▶ _Given request_
Copy out all the lines exactly. Omit pictures.

▶ _Data entries_
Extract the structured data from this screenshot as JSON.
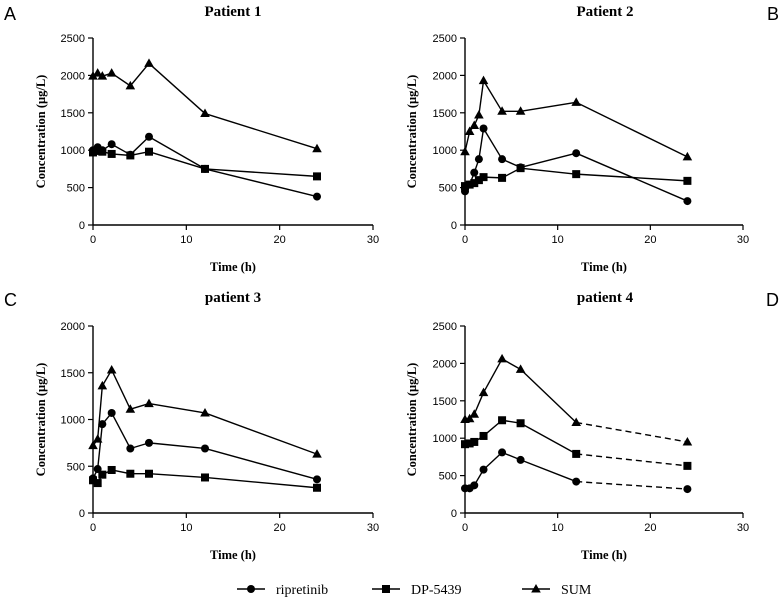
{
  "chart_data": [
    {
      "type": "line",
      "panel_label": "A",
      "title": "Patient 1",
      "xlabel": "Time (h)",
      "ylabel": "Concentration (μg/L)",
      "xlim": [
        0,
        30
      ],
      "ylim": [
        0,
        2500
      ],
      "xticks": [
        "0",
        "10",
        "20",
        "30"
      ],
      "yticks": [
        "0",
        "500",
        "1000",
        "1500",
        "2000",
        "2500"
      ],
      "series": [
        {
          "name": "ripretinib",
          "marker": "circle",
          "points": [
            [
              0,
              1000
            ],
            [
              0.5,
              1040
            ],
            [
              1,
              1000
            ],
            [
              2,
              1080
            ],
            [
              4,
              940
            ],
            [
              6,
              1180
            ],
            [
              12,
              750
            ],
            [
              24,
              380
            ]
          ]
        },
        {
          "name": "DP-5439",
          "marker": "square",
          "points": [
            [
              0,
              970
            ],
            [
              0.5,
              990
            ],
            [
              1,
              980
            ],
            [
              2,
              950
            ],
            [
              4,
              930
            ],
            [
              6,
              980
            ],
            [
              12,
              750
            ],
            [
              24,
              650
            ]
          ]
        },
        {
          "name": "SUM",
          "marker": "triangle",
          "points": [
            [
              0,
              1990
            ],
            [
              0.5,
              2030
            ],
            [
              1,
              1990
            ],
            [
              2,
              2030
            ],
            [
              4,
              1860
            ],
            [
              6,
              2160
            ],
            [
              12,
              1490
            ],
            [
              24,
              1020
            ]
          ]
        }
      ]
    },
    {
      "type": "line",
      "panel_label": "B",
      "title": "Patient 2",
      "xlabel": "Time (h)",
      "ylabel": "Concentration (μg/L)",
      "xlim": [
        0,
        30
      ],
      "ylim": [
        0,
        2500
      ],
      "xticks": [
        "0",
        "10",
        "20",
        "30"
      ],
      "yticks": [
        "0",
        "500",
        "1000",
        "1500",
        "2000",
        "2500"
      ],
      "series": [
        {
          "name": "ripretinib",
          "marker": "circle",
          "points": [
            [
              0,
              450
            ],
            [
              0.5,
              540
            ],
            [
              1,
              700
            ],
            [
              1.5,
              880
            ],
            [
              2,
              1290
            ],
            [
              4,
              880
            ],
            [
              6,
              770
            ],
            [
              12,
              960
            ],
            [
              24,
              320
            ]
          ]
        },
        {
          "name": "DP-5439",
          "marker": "square",
          "points": [
            [
              0,
              520
            ],
            [
              0.5,
              540
            ],
            [
              1,
              560
            ],
            [
              1.5,
              600
            ],
            [
              2,
              640
            ],
            [
              4,
              630
            ],
            [
              6,
              760
            ],
            [
              12,
              680
            ],
            [
              24,
              590
            ]
          ]
        },
        {
          "name": "SUM",
          "marker": "triangle",
          "points": [
            [
              0,
              980
            ],
            [
              0.5,
              1250
            ],
            [
              1,
              1330
            ],
            [
              1.5,
              1470
            ],
            [
              2,
              1930
            ],
            [
              4,
              1520
            ],
            [
              6,
              1520
            ],
            [
              12,
              1640
            ],
            [
              24,
              910
            ]
          ]
        }
      ]
    },
    {
      "type": "line",
      "panel_label": "C",
      "title": "patient 3",
      "xlabel": "Time (h)",
      "ylabel": "Concentration (μg/L)",
      "xlim": [
        0,
        30
      ],
      "ylim": [
        0,
        2000
      ],
      "xticks": [
        "0",
        "10",
        "20",
        "30"
      ],
      "yticks": [
        "0",
        "500",
        "1000",
        "1500",
        "2000"
      ],
      "series": [
        {
          "name": "ripretinib",
          "marker": "circle",
          "points": [
            [
              0,
              370
            ],
            [
              0.5,
              470
            ],
            [
              1,
              950
            ],
            [
              2,
              1070
            ],
            [
              4,
              690
            ],
            [
              6,
              750
            ],
            [
              12,
              690
            ],
            [
              24,
              360
            ]
          ]
        },
        {
          "name": "DP-5439",
          "marker": "square",
          "points": [
            [
              0,
              350
            ],
            [
              0.5,
              320
            ],
            [
              1,
              410
            ],
            [
              2,
              460
            ],
            [
              4,
              420
            ],
            [
              6,
              420
            ],
            [
              12,
              380
            ],
            [
              24,
              270
            ]
          ]
        },
        {
          "name": "SUM",
          "marker": "triangle",
          "points": [
            [
              0,
              720
            ],
            [
              0.5,
              790
            ],
            [
              1,
              1360
            ],
            [
              2,
              1530
            ],
            [
              4,
              1110
            ],
            [
              6,
              1170
            ],
            [
              12,
              1070
            ],
            [
              24,
              630
            ]
          ]
        }
      ]
    },
    {
      "type": "line",
      "panel_label": "D",
      "title": "patient 4",
      "xlabel": "Time (h)",
      "ylabel": "Concentration (μg/L)",
      "xlim": [
        0,
        30
      ],
      "ylim": [
        0,
        2500
      ],
      "xticks": [
        "0",
        "10",
        "20",
        "30"
      ],
      "yticks": [
        "0",
        "500",
        "1000",
        "1500",
        "2000",
        "2500"
      ],
      "dashed_from_x": 12,
      "series": [
        {
          "name": "ripretinib",
          "marker": "circle",
          "points": [
            [
              0,
              330
            ],
            [
              0.5,
              330
            ],
            [
              1,
              370
            ],
            [
              2,
              580
            ],
            [
              4,
              810
            ],
            [
              6,
              710
            ],
            [
              12,
              420
            ],
            [
              24,
              320
            ]
          ]
        },
        {
          "name": "DP-5439",
          "marker": "square",
          "points": [
            [
              0,
              920
            ],
            [
              0.5,
              930
            ],
            [
              1,
              950
            ],
            [
              2,
              1030
            ],
            [
              4,
              1240
            ],
            [
              6,
              1200
            ],
            [
              12,
              790
            ],
            [
              24,
              630
            ]
          ]
        },
        {
          "name": "SUM",
          "marker": "triangle",
          "points": [
            [
              0,
              1250
            ],
            [
              0.5,
              1260
            ],
            [
              1,
              1320
            ],
            [
              2,
              1610
            ],
            [
              4,
              2060
            ],
            [
              6,
              1920
            ],
            [
              12,
              1210
            ],
            [
              24,
              950
            ]
          ]
        }
      ]
    }
  ],
  "legend": {
    "items": [
      {
        "label": "ripretinib",
        "marker": "circle"
      },
      {
        "label": "DP-5439",
        "marker": "square"
      },
      {
        "label": "SUM",
        "marker": "triangle"
      }
    ]
  }
}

▶ _Expected answer_
Extract the structured data from this screenshot as JSON.
{
  "chart_data": [
    {
      "type": "line",
      "panel_label": "A",
      "title": "Patient 1",
      "xlabel": "Time (h)",
      "ylabel": "Concentration (μg/L)",
      "xlim": [
        0,
        30
      ],
      "ylim": [
        0,
        2500
      ],
      "xticks": [
        "0",
        "10",
        "20",
        "30"
      ],
      "yticks": [
        "0",
        "500",
        "1000",
        "1500",
        "2000",
        "2500"
      ],
      "series": [
        {
          "name": "ripretinib",
          "marker": "circle",
          "points": [
            [
              0,
              1000
            ],
            [
              0.5,
              1040
            ],
            [
              1,
              1000
            ],
            [
              2,
              1080
            ],
            [
              4,
              940
            ],
            [
              6,
              1180
            ],
            [
              12,
              750
            ],
            [
              24,
              380
            ]
          ]
        },
        {
          "name": "DP-5439",
          "marker": "square",
          "points": [
            [
              0,
              970
            ],
            [
              0.5,
              990
            ],
            [
              1,
              980
            ],
            [
              2,
              950
            ],
            [
              4,
              930
            ],
            [
              6,
              980
            ],
            [
              12,
              750
            ],
            [
              24,
              650
            ]
          ]
        },
        {
          "name": "SUM",
          "marker": "triangle",
          "points": [
            [
              0,
              1990
            ],
            [
              0.5,
              2030
            ],
            [
              1,
              1990
            ],
            [
              2,
              2030
            ],
            [
              4,
              1860
            ],
            [
              6,
              2160
            ],
            [
              12,
              1490
            ],
            [
              24,
              1020
            ]
          ]
        }
      ]
    },
    {
      "type": "line",
      "panel_label": "B",
      "title": "Patient 2",
      "xlabel": "Time (h)",
      "ylabel": "Concentration (μg/L)",
      "xlim": [
        0,
        30
      ],
      "ylim": [
        0,
        2500
      ],
      "xticks": [
        "0",
        "10",
        "20",
        "30"
      ],
      "yticks": [
        "0",
        "500",
        "1000",
        "1500",
        "2000",
        "2500"
      ],
      "series": [
        {
          "name": "ripretinib",
          "marker": "circle",
          "points": [
            [
              0,
              450
            ],
            [
              0.5,
              540
            ],
            [
              1,
              700
            ],
            [
              1.5,
              880
            ],
            [
              2,
              1290
            ],
            [
              4,
              880
            ],
            [
              6,
              770
            ],
            [
              12,
              960
            ],
            [
              24,
              320
            ]
          ]
        },
        {
          "name": "DP-5439",
          "marker": "square",
          "points": [
            [
              0,
              520
            ],
            [
              0.5,
              540
            ],
            [
              1,
              560
            ],
            [
              1.5,
              600
            ],
            [
              2,
              640
            ],
            [
              4,
              630
            ],
            [
              6,
              760
            ],
            [
              12,
              680
            ],
            [
              24,
              590
            ]
          ]
        },
        {
          "name": "SUM",
          "marker": "triangle",
          "points": [
            [
              0,
              980
            ],
            [
              0.5,
              1250
            ],
            [
              1,
              1330
            ],
            [
              1.5,
              1470
            ],
            [
              2,
              1930
            ],
            [
              4,
              1520
            ],
            [
              6,
              1520
            ],
            [
              12,
              1640
            ],
            [
              24,
              910
            ]
          ]
        }
      ]
    },
    {
      "type": "line",
      "panel_label": "C",
      "title": "patient 3",
      "xlabel": "Time (h)",
      "ylabel": "Concentration (μg/L)",
      "xlim": [
        0,
        30
      ],
      "ylim": [
        0,
        2000
      ],
      "xticks": [
        "0",
        "10",
        "20",
        "30"
      ],
      "yticks": [
        "0",
        "500",
        "1000",
        "1500",
        "2000"
      ],
      "series": [
        {
          "name": "ripretinib",
          "marker": "circle",
          "points": [
            [
              0,
              370
            ],
            [
              0.5,
              470
            ],
            [
              1,
              950
            ],
            [
              2,
              1070
            ],
            [
              4,
              690
            ],
            [
              6,
              750
            ],
            [
              12,
              690
            ],
            [
              24,
              360
            ]
          ]
        },
        {
          "name": "DP-5439",
          "marker": "square",
          "points": [
            [
              0,
              350
            ],
            [
              0.5,
              320
            ],
            [
              1,
              410
            ],
            [
              2,
              460
            ],
            [
              4,
              420
            ],
            [
              6,
              420
            ],
            [
              12,
              380
            ],
            [
              24,
              270
            ]
          ]
        },
        {
          "name": "SUM",
          "marker": "triangle",
          "points": [
            [
              0,
              720
            ],
            [
              0.5,
              790
            ],
            [
              1,
              1360
            ],
            [
              2,
              1530
            ],
            [
              4,
              1110
            ],
            [
              6,
              1170
            ],
            [
              12,
              1070
            ],
            [
              24,
              630
            ]
          ]
        }
      ]
    },
    {
      "type": "line",
      "panel_label": "D",
      "title": "patient 4",
      "xlabel": "Time (h)",
      "ylabel": "Concentration (μg/L)",
      "xlim": [
        0,
        30
      ],
      "ylim": [
        0,
        2500
      ],
      "xticks": [
        "0",
        "10",
        "20",
        "30"
      ],
      "yticks": [
        "0",
        "500",
        "1000",
        "1500",
        "2000",
        "2500"
      ],
      "dashed_from_x": 12,
      "series": [
        {
          "name": "ripretinib",
          "marker": "circle",
          "points": [
            [
              0,
              330
            ],
            [
              0.5,
              330
            ],
            [
              1,
              370
            ],
            [
              2,
              580
            ],
            [
              4,
              810
            ],
            [
              6,
              710
            ],
            [
              12,
              420
            ],
            [
              24,
              320
            ]
          ]
        },
        {
          "name": "DP-5439",
          "marker": "square",
          "points": [
            [
              0,
              920
            ],
            [
              0.5,
              930
            ],
            [
              1,
              950
            ],
            [
              2,
              1030
            ],
            [
              4,
              1240
            ],
            [
              6,
              1200
            ],
            [
              12,
              790
            ],
            [
              24,
              630
            ]
          ]
        },
        {
          "name": "SUM",
          "marker": "triangle",
          "points": [
            [
              0,
              1250
            ],
            [
              0.5,
              1260
            ],
            [
              1,
              1320
            ],
            [
              2,
              1610
            ],
            [
              4,
              2060
            ],
            [
              6,
              1920
            ],
            [
              12,
              1210
            ],
            [
              24,
              950
            ]
          ]
        }
      ]
    }
  ],
  "legend": {
    "items": [
      {
        "label": "ripretinib",
        "marker": "circle"
      },
      {
        "label": "DP-5439",
        "marker": "square"
      },
      {
        "label": "SUM",
        "marker": "triangle"
      }
    ]
  }
}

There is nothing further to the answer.